- **Records for the task**
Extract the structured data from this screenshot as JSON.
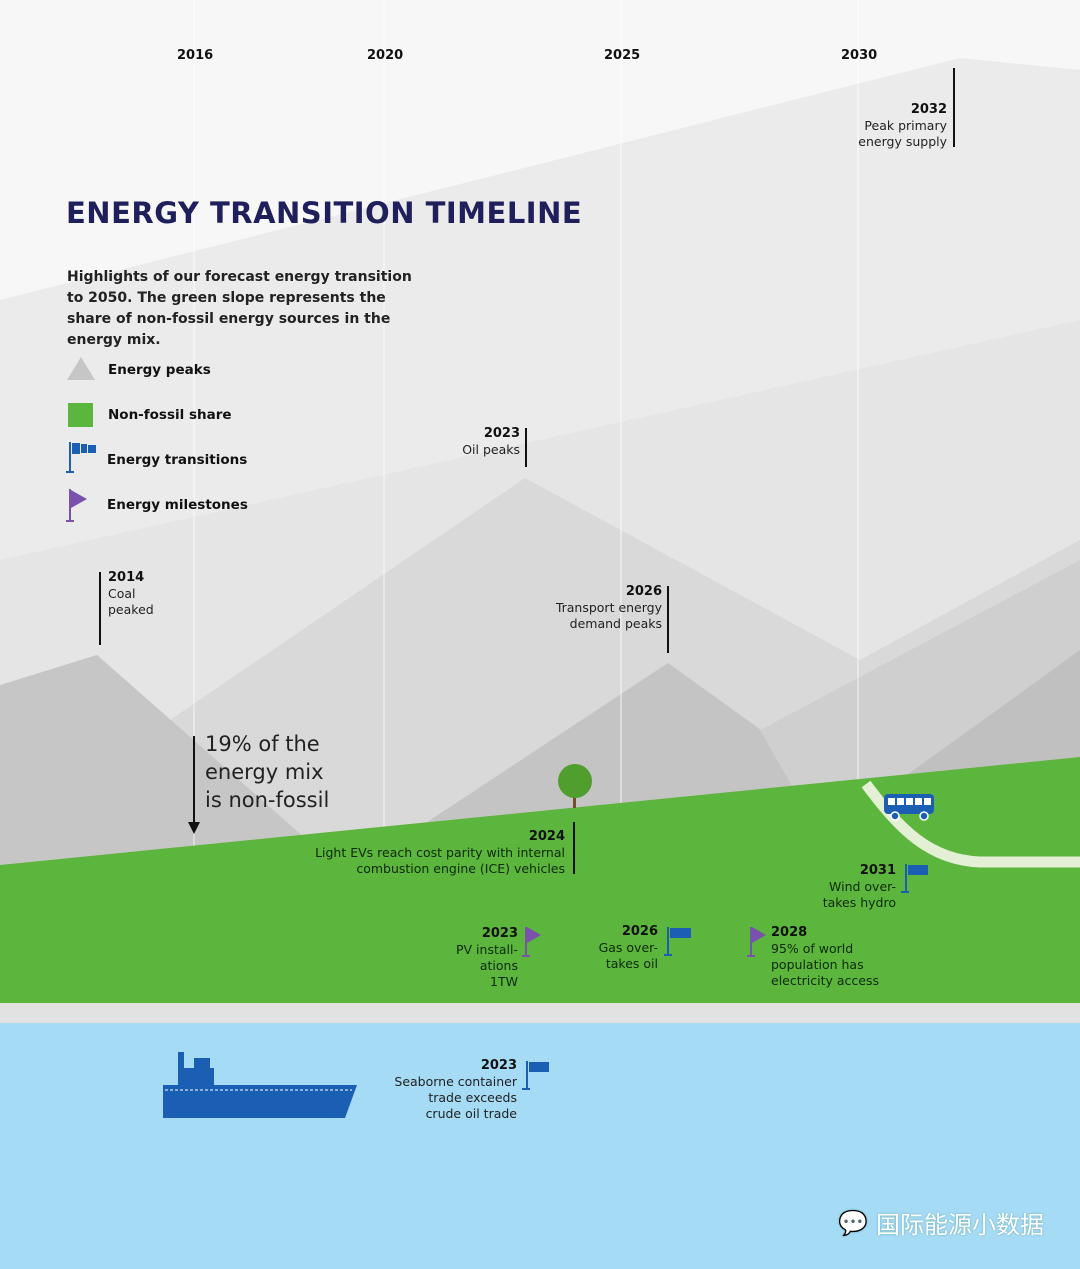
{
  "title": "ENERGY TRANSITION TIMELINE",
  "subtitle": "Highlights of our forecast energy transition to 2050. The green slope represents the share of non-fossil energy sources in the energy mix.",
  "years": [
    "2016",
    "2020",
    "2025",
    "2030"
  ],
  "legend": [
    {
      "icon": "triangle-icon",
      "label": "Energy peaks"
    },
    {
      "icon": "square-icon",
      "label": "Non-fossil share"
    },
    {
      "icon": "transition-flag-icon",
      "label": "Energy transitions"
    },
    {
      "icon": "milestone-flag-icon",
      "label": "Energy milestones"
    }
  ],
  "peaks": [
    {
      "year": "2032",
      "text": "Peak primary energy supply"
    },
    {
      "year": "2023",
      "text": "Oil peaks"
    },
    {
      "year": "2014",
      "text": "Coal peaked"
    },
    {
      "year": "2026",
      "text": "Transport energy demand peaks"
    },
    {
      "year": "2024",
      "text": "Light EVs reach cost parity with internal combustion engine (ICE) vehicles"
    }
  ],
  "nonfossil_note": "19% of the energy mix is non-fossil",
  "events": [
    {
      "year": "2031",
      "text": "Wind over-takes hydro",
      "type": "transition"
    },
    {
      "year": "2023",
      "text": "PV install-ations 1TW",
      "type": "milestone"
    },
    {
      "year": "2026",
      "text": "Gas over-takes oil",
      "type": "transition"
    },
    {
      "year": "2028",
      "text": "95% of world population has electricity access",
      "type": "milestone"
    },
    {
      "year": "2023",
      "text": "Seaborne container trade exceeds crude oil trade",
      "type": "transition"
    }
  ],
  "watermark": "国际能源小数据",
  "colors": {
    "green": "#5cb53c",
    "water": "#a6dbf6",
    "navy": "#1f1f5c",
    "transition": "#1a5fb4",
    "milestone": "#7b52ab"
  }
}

- **Exercise objective**
From the data above, pick out each line containing "green" and copy it.

- **The solution**
  "subtitle": "Highlights of our forecast energy transition to 2050. The green slope represents the share of non-fossil energy sources in the energy mix.",
    "green": "#5cb53c",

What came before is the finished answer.